• **SUPPLIED ENTRIES**
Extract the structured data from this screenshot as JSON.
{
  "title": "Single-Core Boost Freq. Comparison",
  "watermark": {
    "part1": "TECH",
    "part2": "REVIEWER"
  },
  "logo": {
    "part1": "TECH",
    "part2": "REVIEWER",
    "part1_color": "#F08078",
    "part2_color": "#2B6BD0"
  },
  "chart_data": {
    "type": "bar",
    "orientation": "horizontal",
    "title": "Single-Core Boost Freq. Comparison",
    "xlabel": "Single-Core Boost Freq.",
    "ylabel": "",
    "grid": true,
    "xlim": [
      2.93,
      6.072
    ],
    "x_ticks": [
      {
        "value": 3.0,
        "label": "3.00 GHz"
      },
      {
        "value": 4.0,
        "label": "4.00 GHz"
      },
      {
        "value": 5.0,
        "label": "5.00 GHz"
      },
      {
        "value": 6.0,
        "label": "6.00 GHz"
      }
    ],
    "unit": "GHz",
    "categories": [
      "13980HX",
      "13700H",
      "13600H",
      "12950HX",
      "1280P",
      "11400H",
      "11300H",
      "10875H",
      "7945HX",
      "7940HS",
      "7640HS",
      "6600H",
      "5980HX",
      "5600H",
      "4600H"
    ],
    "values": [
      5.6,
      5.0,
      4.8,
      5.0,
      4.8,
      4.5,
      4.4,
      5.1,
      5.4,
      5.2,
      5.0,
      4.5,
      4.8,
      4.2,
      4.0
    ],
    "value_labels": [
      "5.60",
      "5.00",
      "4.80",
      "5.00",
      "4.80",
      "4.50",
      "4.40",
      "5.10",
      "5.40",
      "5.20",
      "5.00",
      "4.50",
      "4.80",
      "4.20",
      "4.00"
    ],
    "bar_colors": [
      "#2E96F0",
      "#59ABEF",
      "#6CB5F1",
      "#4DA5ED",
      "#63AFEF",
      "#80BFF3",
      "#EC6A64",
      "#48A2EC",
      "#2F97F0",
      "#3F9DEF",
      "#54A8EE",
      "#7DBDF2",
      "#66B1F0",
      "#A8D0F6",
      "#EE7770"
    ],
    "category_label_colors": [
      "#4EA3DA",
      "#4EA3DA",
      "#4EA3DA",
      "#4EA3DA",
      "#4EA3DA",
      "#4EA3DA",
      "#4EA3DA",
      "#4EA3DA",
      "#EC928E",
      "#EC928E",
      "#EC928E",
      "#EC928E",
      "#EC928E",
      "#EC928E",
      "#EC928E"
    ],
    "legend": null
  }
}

• **TASK GOAL**
Write out every line exactly as it stands.

• **RESULT OF THIS TASK**
Extract the structured data from this screenshot as JSON.
{
  "title": "Single-Core Boost Freq. Comparison",
  "watermark": {
    "part1": "TECH",
    "part2": "REVIEWER"
  },
  "logo": {
    "part1": "TECH",
    "part2": "REVIEWER",
    "part1_color": "#F08078",
    "part2_color": "#2B6BD0"
  },
  "chart_data": {
    "type": "bar",
    "orientation": "horizontal",
    "title": "Single-Core Boost Freq. Comparison",
    "xlabel": "Single-Core Boost Freq.",
    "ylabel": "",
    "grid": true,
    "xlim": [
      2.93,
      6.072
    ],
    "x_ticks": [
      {
        "value": 3.0,
        "label": "3.00 GHz"
      },
      {
        "value": 4.0,
        "label": "4.00 GHz"
      },
      {
        "value": 5.0,
        "label": "5.00 GHz"
      },
      {
        "value": 6.0,
        "label": "6.00 GHz"
      }
    ],
    "unit": "GHz",
    "categories": [
      "13980HX",
      "13700H",
      "13600H",
      "12950HX",
      "1280P",
      "11400H",
      "11300H",
      "10875H",
      "7945HX",
      "7940HS",
      "7640HS",
      "6600H",
      "5980HX",
      "5600H",
      "4600H"
    ],
    "values": [
      5.6,
      5.0,
      4.8,
      5.0,
      4.8,
      4.5,
      4.4,
      5.1,
      5.4,
      5.2,
      5.0,
      4.5,
      4.8,
      4.2,
      4.0
    ],
    "value_labels": [
      "5.60",
      "5.00",
      "4.80",
      "5.00",
      "4.80",
      "4.50",
      "4.40",
      "5.10",
      "5.40",
      "5.20",
      "5.00",
      "4.50",
      "4.80",
      "4.20",
      "4.00"
    ],
    "bar_colors": [
      "#2E96F0",
      "#59ABEF",
      "#6CB5F1",
      "#4DA5ED",
      "#63AFEF",
      "#80BFF3",
      "#EC6A64",
      "#48A2EC",
      "#2F97F0",
      "#3F9DEF",
      "#54A8EE",
      "#7DBDF2",
      "#66B1F0",
      "#A8D0F6",
      "#EE7770"
    ],
    "category_label_colors": [
      "#4EA3DA",
      "#4EA3DA",
      "#4EA3DA",
      "#4EA3DA",
      "#4EA3DA",
      "#4EA3DA",
      "#4EA3DA",
      "#4EA3DA",
      "#EC928E",
      "#EC928E",
      "#EC928E",
      "#EC928E",
      "#EC928E",
      "#EC928E",
      "#EC928E"
    ],
    "legend": null
  }
}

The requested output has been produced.